§ **Problems to solve**
A) In the article on EBITDA, why are an owner's discretionary expenses added back when EBITDA is calculated?
B) Reproduce the article on EBITDA word for word, from "EBITDA stands for" to "a privately-held business.", inclusive.

§ **Passage to read**
▶
Most owners of printing and packaging companies are generally familiar with EBITDA, EBITDA multiples, and the effect they have on the valuation of their businesses. Because buyers of businesses in almost all industries (not just printing and packaging) use multiples of EBITDA to determine value, selling owners should make certain they also understand how EBITDA is calculated, what the multiples represent, and what it all means for the kinds of offers they are likely to receive.
EBITDA stands for earnings before interest, taxes, depreciation, and amortization. It essentially measures how much operating cash flow the business generates. Besides setting a baseline for valuation, this also gives the buyer a way to compare similar businesses by focusing on their underlying profitability.
A company’s EBITDA is calculated by taking net income and adding back interest expense, taxes, and the costs of depreciation and amortization. Also added back are any discretionary expenses the owner currently incurs, but will cease after the sale closes. Country club dues, company cars for personal use, and payments to non-participating family members are just a few of the many potential addbacks that are sometimes relevant in a privately-held business.
The buyer multiplies EBITDA that has been adjusted in this way to arrive at an offering price. The higher the multiple of EBITDA, the greater the size of the offer. Deciding what the multiple will be is where the process becomes somewhat subjective. While two companies might have similar EBITDA numbers, the multiples they attract could differ according to the types of businesses they are, the capabilities they have, the print markets they serve, and the age and efficiency of their equipment.
Two Qs of Decision-Making
The multiple reflects the buyer’s sense of which companies will be the most profitable to invest in. Buyers use both qualitative and quantitative measures to determine this. Qualitatively, customer loyalty, competition-proof specialties, and first-class management talent tend to attract higher multiples. Sales and earning growth, non-concentrated accounts, and critical mass within a market are among the quantitative factors buyers want to see.
Generally speaking, the greater the organic growth a printing business has experienced, and the less exposure to recession the business has, the higher its multiple of EBITDA will be. This has a great deal to do with the market segments the company is most active in.
Right now, a packaging printer serving makers of OTC personal care products such as toothpaste is a lot more recession-proof than, say, a commercial printer concentrated in travel and hospitality. Buyers are sophisticated enough to know which sectors will be most stable and profitable in the long run, and they will pick their acquisition targets accordingly.
A company’s product applications and technical capabilities will also influence its EBITDA multiple. In buyers’ eyes, the premium segments for print include large-format and POP, Web-to-print, customized 1:1 direct marketing, and data analytics. Nearly everything commands a premium in packaging, from corrugated to flexible.
At New Direction Partners, we see all of these trends reflected in the transactions we handle for our clients. One of them, a general commercial printing and mailing operation, currently is reviewing three offers at EBITDA multiples of 3.8 to 4.5. Another, a highly profitable large-format shop, has two offers at a multiple north of 7. Both are solid, well-run businesses, but with different yardsticks of valuation in a still-recovering market for print M&As.
◀
(Page structure parsing data)
▶
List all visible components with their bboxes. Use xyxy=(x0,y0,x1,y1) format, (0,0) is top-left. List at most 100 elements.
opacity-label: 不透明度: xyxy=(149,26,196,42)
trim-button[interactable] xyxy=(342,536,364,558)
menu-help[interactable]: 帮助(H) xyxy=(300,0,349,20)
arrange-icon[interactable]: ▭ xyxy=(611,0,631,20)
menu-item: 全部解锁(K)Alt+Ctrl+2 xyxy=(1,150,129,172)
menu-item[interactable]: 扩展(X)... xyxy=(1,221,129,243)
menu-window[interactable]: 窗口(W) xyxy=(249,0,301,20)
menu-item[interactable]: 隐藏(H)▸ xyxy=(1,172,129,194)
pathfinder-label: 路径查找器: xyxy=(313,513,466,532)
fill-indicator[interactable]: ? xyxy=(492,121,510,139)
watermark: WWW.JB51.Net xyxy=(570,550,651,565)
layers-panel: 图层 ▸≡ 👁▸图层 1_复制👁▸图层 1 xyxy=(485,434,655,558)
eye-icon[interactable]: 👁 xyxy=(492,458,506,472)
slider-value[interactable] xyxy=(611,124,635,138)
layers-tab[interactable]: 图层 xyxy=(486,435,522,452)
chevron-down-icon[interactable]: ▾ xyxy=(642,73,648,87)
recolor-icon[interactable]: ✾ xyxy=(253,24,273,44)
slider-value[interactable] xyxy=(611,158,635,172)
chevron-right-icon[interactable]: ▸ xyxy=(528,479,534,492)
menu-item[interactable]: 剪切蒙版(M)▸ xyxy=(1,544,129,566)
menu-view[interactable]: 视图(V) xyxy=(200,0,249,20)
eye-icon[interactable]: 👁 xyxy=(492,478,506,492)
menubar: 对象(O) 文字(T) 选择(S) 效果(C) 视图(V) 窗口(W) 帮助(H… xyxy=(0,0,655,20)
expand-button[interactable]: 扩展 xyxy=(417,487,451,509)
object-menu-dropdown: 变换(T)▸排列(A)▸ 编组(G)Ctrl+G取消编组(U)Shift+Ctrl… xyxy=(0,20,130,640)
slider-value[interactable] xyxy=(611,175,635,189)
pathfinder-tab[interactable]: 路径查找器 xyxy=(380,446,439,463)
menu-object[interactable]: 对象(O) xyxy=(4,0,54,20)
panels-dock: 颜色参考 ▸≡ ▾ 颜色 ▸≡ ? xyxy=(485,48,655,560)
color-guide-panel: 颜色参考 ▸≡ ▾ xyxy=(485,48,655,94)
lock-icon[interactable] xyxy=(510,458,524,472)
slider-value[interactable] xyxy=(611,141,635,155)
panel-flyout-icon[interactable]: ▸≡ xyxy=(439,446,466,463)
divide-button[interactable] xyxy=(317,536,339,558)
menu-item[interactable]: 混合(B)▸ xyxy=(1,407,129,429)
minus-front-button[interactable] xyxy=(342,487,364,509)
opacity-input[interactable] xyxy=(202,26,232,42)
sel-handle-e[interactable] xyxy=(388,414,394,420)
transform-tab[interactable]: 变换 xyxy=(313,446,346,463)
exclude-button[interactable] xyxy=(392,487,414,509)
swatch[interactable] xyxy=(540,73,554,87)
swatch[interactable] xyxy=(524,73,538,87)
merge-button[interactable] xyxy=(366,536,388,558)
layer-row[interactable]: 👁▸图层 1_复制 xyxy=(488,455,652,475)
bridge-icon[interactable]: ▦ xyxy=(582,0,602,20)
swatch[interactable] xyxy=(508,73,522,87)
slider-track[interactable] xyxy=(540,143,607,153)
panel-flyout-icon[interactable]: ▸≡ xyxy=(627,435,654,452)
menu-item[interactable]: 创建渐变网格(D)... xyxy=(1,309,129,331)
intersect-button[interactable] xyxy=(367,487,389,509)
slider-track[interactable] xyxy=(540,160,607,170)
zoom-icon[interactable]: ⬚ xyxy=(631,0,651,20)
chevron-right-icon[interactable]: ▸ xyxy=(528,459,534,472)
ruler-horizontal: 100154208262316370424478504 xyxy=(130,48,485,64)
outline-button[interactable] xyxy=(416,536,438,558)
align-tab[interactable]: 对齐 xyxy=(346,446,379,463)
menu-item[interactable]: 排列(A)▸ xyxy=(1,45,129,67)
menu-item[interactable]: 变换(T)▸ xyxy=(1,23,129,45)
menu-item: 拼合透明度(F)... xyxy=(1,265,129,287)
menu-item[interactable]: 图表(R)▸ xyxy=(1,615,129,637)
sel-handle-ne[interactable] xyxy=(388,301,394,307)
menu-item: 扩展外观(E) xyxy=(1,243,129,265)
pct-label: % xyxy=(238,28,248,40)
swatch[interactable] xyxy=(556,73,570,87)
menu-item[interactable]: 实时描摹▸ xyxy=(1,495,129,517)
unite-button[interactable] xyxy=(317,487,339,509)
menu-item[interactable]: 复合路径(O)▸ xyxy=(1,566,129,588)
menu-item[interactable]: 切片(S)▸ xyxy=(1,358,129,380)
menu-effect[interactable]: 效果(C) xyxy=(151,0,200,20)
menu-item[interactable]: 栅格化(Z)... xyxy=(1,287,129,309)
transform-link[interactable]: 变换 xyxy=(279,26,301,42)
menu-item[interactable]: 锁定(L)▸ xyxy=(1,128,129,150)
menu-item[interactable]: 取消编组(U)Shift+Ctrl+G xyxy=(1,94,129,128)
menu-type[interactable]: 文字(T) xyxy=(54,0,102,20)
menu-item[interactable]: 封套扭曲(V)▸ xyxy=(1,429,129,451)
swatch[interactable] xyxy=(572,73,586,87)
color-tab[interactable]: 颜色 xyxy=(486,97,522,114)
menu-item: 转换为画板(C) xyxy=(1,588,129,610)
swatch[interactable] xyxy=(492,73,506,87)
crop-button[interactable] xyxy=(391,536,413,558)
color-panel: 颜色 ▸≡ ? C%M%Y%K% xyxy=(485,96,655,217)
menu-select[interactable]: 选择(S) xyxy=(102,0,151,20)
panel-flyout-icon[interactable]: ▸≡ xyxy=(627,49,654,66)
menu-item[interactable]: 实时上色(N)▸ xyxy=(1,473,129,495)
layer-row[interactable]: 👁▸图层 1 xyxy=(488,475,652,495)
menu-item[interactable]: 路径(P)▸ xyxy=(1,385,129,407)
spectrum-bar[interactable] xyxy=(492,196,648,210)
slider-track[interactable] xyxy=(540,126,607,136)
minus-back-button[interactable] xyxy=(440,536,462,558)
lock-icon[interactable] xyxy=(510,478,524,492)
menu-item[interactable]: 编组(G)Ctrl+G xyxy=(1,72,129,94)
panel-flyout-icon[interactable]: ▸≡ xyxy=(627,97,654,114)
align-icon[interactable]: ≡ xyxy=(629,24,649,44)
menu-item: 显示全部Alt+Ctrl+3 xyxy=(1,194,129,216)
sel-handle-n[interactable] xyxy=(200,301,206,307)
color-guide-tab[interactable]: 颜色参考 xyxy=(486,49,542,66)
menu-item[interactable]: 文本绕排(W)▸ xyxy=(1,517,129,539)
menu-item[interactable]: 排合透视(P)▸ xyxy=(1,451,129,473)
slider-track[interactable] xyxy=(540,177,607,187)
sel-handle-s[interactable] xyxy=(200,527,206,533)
◀
§ **Solutions in order**
A) The owner incurs these expenses now, but they will stop after the sale closes. Examples include country club dues, company cars for personal use, and payments to non-participating family members.

B)
EBITDA stands for earnings before interest, taxes, depreciation, and amortization. It essentially measures how much operating cash flow the business generates. Besides setting a baseline for valuation, this also gives the buyer a way to compare similar businesses by focusing on their underlying profitability.
A company’s EBITDA is calculated by taking net income and adding back interest expense, taxes, and the costs of depreciation and amortization. Also added back are any discretionary expenses the owner currently incurs, but will cease after the sale closes. Country club dues, company cars for personal use, and payments to non-participating family members are just a few of the many potential addbacks that are sometimes relevant in a privately-held business.